▶ [SET TASK]:
Swap every "Web Register" in the material below for "Online Register", then give back all the lines with nothing else changed.

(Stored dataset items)
+ + + +

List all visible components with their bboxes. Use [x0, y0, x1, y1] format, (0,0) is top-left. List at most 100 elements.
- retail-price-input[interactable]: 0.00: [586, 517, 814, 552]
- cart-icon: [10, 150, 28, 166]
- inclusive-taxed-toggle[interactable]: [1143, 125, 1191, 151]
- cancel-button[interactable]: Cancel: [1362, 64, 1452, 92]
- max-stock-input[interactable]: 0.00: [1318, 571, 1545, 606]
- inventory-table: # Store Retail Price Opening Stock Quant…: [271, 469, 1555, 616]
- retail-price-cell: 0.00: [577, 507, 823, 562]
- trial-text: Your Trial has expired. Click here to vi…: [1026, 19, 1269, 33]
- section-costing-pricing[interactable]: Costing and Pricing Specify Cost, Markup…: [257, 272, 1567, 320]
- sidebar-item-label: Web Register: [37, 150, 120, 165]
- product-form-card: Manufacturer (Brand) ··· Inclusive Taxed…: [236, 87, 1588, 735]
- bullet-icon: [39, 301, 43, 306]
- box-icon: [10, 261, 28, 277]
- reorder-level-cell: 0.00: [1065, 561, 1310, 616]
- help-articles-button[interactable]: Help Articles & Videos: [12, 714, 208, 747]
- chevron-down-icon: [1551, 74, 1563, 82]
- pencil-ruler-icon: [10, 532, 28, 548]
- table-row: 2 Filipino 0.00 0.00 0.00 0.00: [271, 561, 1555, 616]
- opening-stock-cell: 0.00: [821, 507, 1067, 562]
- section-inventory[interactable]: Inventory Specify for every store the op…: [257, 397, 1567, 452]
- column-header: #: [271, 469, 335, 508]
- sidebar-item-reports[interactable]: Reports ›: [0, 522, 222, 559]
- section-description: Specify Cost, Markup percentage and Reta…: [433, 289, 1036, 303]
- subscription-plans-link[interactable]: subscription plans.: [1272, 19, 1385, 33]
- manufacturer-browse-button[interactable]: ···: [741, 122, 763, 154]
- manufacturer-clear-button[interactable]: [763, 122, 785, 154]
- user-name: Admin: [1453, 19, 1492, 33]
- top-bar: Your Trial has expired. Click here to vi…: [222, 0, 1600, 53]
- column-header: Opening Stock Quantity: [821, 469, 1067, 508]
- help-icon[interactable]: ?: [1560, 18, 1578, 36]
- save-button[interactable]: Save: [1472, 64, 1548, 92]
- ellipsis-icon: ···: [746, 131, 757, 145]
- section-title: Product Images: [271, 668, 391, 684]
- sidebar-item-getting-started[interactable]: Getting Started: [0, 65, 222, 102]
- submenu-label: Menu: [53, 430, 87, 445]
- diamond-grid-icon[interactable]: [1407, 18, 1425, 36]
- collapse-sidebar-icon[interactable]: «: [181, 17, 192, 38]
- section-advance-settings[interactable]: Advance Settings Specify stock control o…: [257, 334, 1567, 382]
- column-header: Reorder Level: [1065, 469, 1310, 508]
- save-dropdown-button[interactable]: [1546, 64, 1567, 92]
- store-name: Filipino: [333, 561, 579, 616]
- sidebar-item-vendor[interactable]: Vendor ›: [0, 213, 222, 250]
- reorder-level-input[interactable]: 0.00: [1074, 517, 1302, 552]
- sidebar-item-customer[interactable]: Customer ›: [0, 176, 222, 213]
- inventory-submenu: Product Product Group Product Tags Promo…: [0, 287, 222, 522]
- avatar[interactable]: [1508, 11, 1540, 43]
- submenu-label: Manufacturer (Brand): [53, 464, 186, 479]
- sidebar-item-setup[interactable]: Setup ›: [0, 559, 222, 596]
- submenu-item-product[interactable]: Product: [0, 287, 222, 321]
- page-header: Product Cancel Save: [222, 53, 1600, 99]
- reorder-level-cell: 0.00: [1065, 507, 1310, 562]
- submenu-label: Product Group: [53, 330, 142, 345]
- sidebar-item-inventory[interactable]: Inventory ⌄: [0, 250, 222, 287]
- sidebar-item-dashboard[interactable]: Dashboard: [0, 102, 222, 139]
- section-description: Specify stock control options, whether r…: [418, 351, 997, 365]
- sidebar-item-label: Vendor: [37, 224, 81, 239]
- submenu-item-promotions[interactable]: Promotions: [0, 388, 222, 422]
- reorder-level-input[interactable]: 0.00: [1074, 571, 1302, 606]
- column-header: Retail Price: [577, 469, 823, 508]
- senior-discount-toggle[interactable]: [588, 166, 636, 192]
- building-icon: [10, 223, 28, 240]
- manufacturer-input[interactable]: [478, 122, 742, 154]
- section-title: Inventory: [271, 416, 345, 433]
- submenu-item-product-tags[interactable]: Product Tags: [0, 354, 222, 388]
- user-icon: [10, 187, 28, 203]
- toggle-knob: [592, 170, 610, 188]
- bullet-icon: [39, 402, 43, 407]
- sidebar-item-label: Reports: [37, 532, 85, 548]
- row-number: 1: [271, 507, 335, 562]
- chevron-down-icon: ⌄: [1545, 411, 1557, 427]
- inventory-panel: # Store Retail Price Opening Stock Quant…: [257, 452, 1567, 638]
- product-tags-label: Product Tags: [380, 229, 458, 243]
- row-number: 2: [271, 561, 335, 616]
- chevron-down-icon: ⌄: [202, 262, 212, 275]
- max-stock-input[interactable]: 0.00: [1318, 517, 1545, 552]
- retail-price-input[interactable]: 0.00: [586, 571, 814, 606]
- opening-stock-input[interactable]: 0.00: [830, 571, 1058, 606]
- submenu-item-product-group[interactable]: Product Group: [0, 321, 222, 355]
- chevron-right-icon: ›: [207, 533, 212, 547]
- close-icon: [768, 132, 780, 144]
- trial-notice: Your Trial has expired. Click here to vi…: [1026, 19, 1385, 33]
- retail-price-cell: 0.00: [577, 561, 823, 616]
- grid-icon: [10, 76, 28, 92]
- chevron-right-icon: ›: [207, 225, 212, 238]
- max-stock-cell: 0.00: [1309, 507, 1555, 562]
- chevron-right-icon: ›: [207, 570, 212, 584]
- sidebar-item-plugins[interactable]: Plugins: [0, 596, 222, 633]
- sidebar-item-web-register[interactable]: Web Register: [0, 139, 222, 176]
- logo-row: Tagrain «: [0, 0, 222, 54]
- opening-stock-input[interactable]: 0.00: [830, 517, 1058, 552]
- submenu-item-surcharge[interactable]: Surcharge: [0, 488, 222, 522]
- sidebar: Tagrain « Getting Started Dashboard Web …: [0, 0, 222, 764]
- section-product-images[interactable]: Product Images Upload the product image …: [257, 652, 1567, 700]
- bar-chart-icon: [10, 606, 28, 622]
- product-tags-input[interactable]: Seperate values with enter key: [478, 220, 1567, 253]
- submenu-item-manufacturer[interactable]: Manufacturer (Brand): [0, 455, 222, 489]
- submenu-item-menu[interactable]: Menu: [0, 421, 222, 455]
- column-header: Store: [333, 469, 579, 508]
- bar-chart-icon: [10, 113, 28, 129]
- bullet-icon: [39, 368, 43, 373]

+ + + +

▶ [ANSWER TO THE TASK]:
List all visible components with their bboxes. Use [x0, y0, x1, y1] format, (0,0) is top-left. List at most 100 elements.
- retail-price-input[interactable]: 0.00: [586, 517, 814, 552]
- cart-icon: [10, 150, 28, 166]
- inclusive-taxed-toggle[interactable]: [1143, 125, 1191, 151]
- cancel-button[interactable]: Cancel: [1362, 64, 1452, 92]
- max-stock-input[interactable]: 0.00: [1318, 571, 1545, 606]
- inventory-table: # Store Retail Price Opening Stock Quant…: [271, 469, 1555, 616]
- retail-price-cell: 0.00: [577, 507, 823, 562]
- trial-text: Your Trial has expired. Click here to vi…: [1026, 19, 1269, 33]
- section-costing-pricing[interactable]: Costing and Pricing Specify Cost, Markup…: [257, 272, 1567, 320]
- sidebar-item-label: Online Register: [37, 150, 120, 165]
- product-form-card: Manufacturer (Brand) ··· Inclusive Taxed…: [236, 87, 1588, 735]
- bullet-icon: [39, 301, 43, 306]
- box-icon: [10, 261, 28, 277]
- reorder-level-cell: 0.00: [1065, 561, 1310, 616]
- help-articles-button[interactable]: Help Articles & Videos: [12, 714, 208, 747]
- chevron-down-icon: [1551, 74, 1563, 82]
- pencil-ruler-icon: [10, 532, 28, 548]
- table-row: 2 Filipino 0.00 0.00 0.00 0.00: [271, 561, 1555, 616]
- opening-stock-cell: 0.00: [821, 507, 1067, 562]
- section-inventory[interactable]: Inventory Specify for every store the op…: [257, 397, 1567, 452]
- column-header: #: [271, 469, 335, 508]
- sidebar-item-reports[interactable]: Reports ›: [0, 522, 222, 559]
- section-description: Specify Cost, Markup percentage and Reta…: [433, 289, 1036, 303]
- subscription-plans-link[interactable]: subscription plans.: [1272, 19, 1385, 33]
- manufacturer-browse-button[interactable]: ···: [741, 122, 763, 154]
- manufacturer-clear-button[interactable]: [763, 122, 785, 154]
- user-name: Admin: [1453, 19, 1492, 33]
- top-bar: Your Trial has expired. Click here to vi…: [222, 0, 1600, 53]
- column-header: Opening Stock Quantity: [821, 469, 1067, 508]
- help-icon[interactable]: ?: [1560, 18, 1578, 36]
- save-button[interactable]: Save: [1472, 64, 1548, 92]
- ellipsis-icon: ···: [746, 131, 757, 145]
- section-title: Product Images: [271, 668, 391, 684]
- sidebar-item-getting-started[interactable]: Getting Started: [0, 65, 222, 102]
- submenu-label: Menu: [53, 430, 87, 445]
- diamond-grid-icon[interactable]: [1407, 18, 1425, 36]
- collapse-sidebar-icon[interactable]: «: [181, 17, 192, 38]
- section-advance-settings[interactable]: Advance Settings Specify stock control o…: [257, 334, 1567, 382]
- column-header: Reorder Level: [1065, 469, 1310, 508]
- save-dropdown-button[interactable]: [1546, 64, 1567, 92]
- store-name: Filipino: [333, 561, 579, 616]
- sidebar-item-vendor[interactable]: Vendor ›: [0, 213, 222, 250]
- reorder-level-input[interactable]: 0.00: [1074, 517, 1302, 552]
- sidebar-item-customer[interactable]: Customer ›: [0, 176, 222, 213]
- inventory-submenu: Product Product Group Product Tags Promo…: [0, 287, 222, 522]
- avatar[interactable]: [1508, 11, 1540, 43]
- submenu-label: Manufacturer (Brand): [53, 464, 186, 479]
- sidebar-item-setup[interactable]: Setup ›: [0, 559, 222, 596]
- submenu-item-product[interactable]: Product: [0, 287, 222, 321]
- page-header: Product Cancel Save: [222, 53, 1600, 99]
- reorder-level-cell: 0.00: [1065, 507, 1310, 562]
- submenu-label: Product Group: [53, 330, 142, 345]
- sidebar-item-inventory[interactable]: Inventory ⌄: [0, 250, 222, 287]
- sidebar-item-dashboard[interactable]: Dashboard: [0, 102, 222, 139]
- section-description: Specify stock control options, whether r…: [418, 351, 997, 365]
- sidebar-item-label: Vendor: [37, 224, 81, 239]
- submenu-item-promotions[interactable]: Promotions: [0, 388, 222, 422]
- reorder-level-input[interactable]: 0.00: [1074, 571, 1302, 606]
- column-header: Retail Price: [577, 469, 823, 508]
- senior-discount-toggle[interactable]: [588, 166, 636, 192]
- building-icon: [10, 223, 28, 240]
- manufacturer-input[interactable]: [478, 122, 742, 154]
- section-title: Inventory: [271, 416, 345, 433]
- submenu-item-product-tags[interactable]: Product Tags: [0, 354, 222, 388]
- user-icon: [10, 187, 28, 203]
- toggle-knob: [592, 170, 610, 188]
- bullet-icon: [39, 402, 43, 407]
- sidebar-item-label: Reports: [37, 532, 85, 548]
- row-number: 1: [271, 507, 335, 562]
- chevron-down-icon: ⌄: [1545, 411, 1557, 427]
- inventory-panel: # Store Retail Price Opening Stock Quant…: [257, 452, 1567, 638]
- product-tags-label: Product Tags: [380, 229, 458, 243]
- row-number: 2: [271, 561, 335, 616]
- chevron-down-icon: ⌄: [202, 262, 212, 275]
- max-stock-input[interactable]: 0.00: [1318, 517, 1545, 552]
- retail-price-input[interactable]: 0.00: [586, 571, 814, 606]
- opening-stock-input[interactable]: 0.00: [830, 571, 1058, 606]
- submenu-item-product-group[interactable]: Product Group: [0, 321, 222, 355]
- chevron-right-icon: ›: [207, 533, 212, 547]
- close-icon: [768, 132, 780, 144]
- trial-notice: Your Trial has expired. Click here to vi…: [1026, 19, 1385, 33]
- retail-price-cell: 0.00: [577, 561, 823, 616]
- grid-icon: [10, 76, 28, 92]
- chevron-right-icon: ›: [207, 225, 212, 238]
- max-stock-cell: 0.00: [1309, 507, 1555, 562]
- chevron-right-icon: ›: [207, 570, 212, 584]
- sidebar-item-plugins[interactable]: Plugins: [0, 596, 222, 633]
- sidebar-item-web-register[interactable]: Online Register: [0, 139, 222, 176]
- logo-row: Tagrain «: [0, 0, 222, 54]
- opening-stock-input[interactable]: 0.00: [830, 517, 1058, 552]
- submenu-item-surcharge[interactable]: Surcharge: [0, 488, 222, 522]
- sidebar: Tagrain « Getting Started Dashboard Web …: [0, 0, 222, 764]
- section-product-images[interactable]: Product Images Upload the product image …: [257, 652, 1567, 700]
- bar-chart-icon: [10, 606, 28, 622]
- product-tags-input[interactable]: Seperate values with enter key: [478, 220, 1567, 253]
- submenu-item-manufacturer[interactable]: Manufacturer (Brand): [0, 455, 222, 489]
- submenu-item-menu[interactable]: Menu: [0, 421, 222, 455]
- column-header: Store: [333, 469, 579, 508]
- bar-chart-icon: [10, 113, 28, 129]
- bullet-icon: [39, 368, 43, 373]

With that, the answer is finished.